This article is about object-oriented programming; I will try my best to explain the correct concept easily. An object-oriented programming language is the basics of any C# program and also is the first step for a developer to move toward the programming world. It is necessary for any developer to understand the concept of object-oriented programming. The initiative of understanding the object oriented programming is given below:

Pillars of Object-oriented Programming

Nowdays, according to S.E.I, there are only five pillars in object-oriented programming. The latest pillar, “abstract,” was added in 2007. Pillars are as follows:

  • Class
  • Object
  • Inheritance
  • Polymorphism
  • Abstraction

Classes

Classes are the first pillar of an object-oriented programming language and are used to make an instance or object. A class is a template that is necessary to make instances or objects. If the class is not declared as static, a coder can use the class to create objects and methods. There are four types of classes, which are as described here:

  • Static Classes
  • Abstract Classes
  • Sealed Classes
  • Partial Classes

Given below is the procedure of how to make a simple class. This will help you better instead of reading written steps.

Steps to Follow

  1. Use right-click to see options.
  2. Click the add option.
  3. After that, click class option.

- - - - -

**Task set:**
A) According to the article on object-oriented programming, why does every developer need to understand object-oriented programming? Answer in one to three sentences.
B) How would you say this sentence from the article on object-oriented programming in Spanish: "A class is a template that is necessary to make instances or objects."
C) Continue the article on object-oriented programming from its last step.

**Provided information:**
- - - - -

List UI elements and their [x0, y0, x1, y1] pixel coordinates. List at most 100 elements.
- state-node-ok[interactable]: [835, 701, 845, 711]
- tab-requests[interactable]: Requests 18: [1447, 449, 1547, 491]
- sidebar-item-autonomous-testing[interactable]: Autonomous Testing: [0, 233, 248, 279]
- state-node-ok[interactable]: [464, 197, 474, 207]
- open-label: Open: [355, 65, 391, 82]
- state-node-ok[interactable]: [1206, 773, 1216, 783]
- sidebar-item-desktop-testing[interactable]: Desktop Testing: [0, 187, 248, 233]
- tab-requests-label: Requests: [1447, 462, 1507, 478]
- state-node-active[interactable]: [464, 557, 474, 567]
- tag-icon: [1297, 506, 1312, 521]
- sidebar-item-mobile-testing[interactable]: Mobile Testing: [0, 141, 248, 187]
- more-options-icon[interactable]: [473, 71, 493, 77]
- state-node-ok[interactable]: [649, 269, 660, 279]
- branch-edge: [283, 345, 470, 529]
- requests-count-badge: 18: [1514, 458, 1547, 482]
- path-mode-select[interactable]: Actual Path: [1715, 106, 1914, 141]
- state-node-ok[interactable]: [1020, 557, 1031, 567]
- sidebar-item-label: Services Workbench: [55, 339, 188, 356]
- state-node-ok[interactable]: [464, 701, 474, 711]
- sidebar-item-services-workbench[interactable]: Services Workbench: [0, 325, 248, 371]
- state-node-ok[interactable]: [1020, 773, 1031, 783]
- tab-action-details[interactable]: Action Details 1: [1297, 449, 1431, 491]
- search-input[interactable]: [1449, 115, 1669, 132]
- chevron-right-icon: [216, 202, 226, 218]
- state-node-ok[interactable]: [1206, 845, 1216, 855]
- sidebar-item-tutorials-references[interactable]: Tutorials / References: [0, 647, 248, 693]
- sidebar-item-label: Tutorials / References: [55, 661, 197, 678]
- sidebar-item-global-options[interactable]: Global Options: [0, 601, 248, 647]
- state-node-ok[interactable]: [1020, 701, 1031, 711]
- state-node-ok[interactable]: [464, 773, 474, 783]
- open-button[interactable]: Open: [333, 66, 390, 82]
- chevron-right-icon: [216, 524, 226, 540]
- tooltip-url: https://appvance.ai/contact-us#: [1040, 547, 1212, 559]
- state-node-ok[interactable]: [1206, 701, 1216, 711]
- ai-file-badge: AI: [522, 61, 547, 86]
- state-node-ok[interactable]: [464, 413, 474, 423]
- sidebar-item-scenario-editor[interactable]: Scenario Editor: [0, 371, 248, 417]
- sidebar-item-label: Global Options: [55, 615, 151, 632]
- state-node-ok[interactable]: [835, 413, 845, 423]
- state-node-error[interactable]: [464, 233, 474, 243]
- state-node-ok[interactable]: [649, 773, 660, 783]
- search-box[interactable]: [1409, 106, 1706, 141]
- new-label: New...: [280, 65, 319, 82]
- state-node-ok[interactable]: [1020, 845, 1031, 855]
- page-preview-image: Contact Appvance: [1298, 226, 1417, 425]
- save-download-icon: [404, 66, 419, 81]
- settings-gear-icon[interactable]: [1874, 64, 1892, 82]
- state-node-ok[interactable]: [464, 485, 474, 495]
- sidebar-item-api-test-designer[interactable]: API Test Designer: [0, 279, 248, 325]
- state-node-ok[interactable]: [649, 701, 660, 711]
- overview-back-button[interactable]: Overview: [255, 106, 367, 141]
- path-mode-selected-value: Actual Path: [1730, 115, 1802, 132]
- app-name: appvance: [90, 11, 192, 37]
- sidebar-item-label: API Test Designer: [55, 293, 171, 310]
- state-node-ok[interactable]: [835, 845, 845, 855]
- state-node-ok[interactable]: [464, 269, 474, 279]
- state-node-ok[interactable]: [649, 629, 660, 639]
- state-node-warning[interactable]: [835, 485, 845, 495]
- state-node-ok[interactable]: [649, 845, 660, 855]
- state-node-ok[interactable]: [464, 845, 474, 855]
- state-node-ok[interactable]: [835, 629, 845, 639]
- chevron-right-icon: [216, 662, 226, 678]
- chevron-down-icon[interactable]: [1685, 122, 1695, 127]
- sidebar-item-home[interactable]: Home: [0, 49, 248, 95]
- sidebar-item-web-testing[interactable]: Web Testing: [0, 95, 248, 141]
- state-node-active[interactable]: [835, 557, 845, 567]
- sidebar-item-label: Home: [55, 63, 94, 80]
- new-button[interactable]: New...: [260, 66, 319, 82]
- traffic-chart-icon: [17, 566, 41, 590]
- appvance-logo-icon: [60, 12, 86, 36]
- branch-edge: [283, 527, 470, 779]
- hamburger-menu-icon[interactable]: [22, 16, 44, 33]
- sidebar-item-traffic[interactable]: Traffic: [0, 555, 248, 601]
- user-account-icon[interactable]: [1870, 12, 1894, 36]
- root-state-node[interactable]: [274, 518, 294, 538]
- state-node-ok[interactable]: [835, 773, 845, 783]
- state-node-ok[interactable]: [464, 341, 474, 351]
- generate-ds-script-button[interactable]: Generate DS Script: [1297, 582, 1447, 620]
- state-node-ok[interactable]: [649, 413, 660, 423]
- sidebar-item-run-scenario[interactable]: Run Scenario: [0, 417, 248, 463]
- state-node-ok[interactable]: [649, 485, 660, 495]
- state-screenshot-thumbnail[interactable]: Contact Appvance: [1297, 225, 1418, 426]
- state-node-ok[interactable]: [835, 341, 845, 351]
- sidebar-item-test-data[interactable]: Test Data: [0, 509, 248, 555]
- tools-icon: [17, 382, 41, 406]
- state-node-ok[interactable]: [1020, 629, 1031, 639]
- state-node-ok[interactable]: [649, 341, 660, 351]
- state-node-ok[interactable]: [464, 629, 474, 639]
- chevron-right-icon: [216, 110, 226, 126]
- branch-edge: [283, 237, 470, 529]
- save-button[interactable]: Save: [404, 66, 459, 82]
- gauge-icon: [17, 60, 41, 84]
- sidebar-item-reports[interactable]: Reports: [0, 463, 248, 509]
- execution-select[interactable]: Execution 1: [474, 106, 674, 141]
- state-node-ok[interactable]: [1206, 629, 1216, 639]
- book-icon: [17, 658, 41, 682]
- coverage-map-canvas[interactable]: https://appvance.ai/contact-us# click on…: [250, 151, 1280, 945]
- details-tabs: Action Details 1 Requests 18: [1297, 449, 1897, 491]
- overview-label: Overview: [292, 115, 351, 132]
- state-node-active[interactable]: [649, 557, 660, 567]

- - - - -

**Answer set:**
A) Object-oriented programming is the basis of any C# program. It is also a developer's first step toward the programming world.

B) Una clase es una plantilla que es necesaria para crear instancias u objetos.

C)
  4. Give a name to the class with a “.cs” extension.

OOP1
Figure 1: Choosing the “add” option

OOP2
Figure 2: Clicking the “class” option

OOP3
Figure 3: Viewing the code

Types of Classes

Static Class

Static classes are those classes that have no objects and work without an object. They also are known as a template of a class. We can call static methods directly instead of making objects. In static classes, we can make non-static methods and static methods both at a time as well as make a static method in a non-static class.

Example

static class Calculation
{
   // static methods
   public static long GetProduct(int x, int y)
   {
      return x * y;
   }

}

class Program
{
   static void Main(string[] args)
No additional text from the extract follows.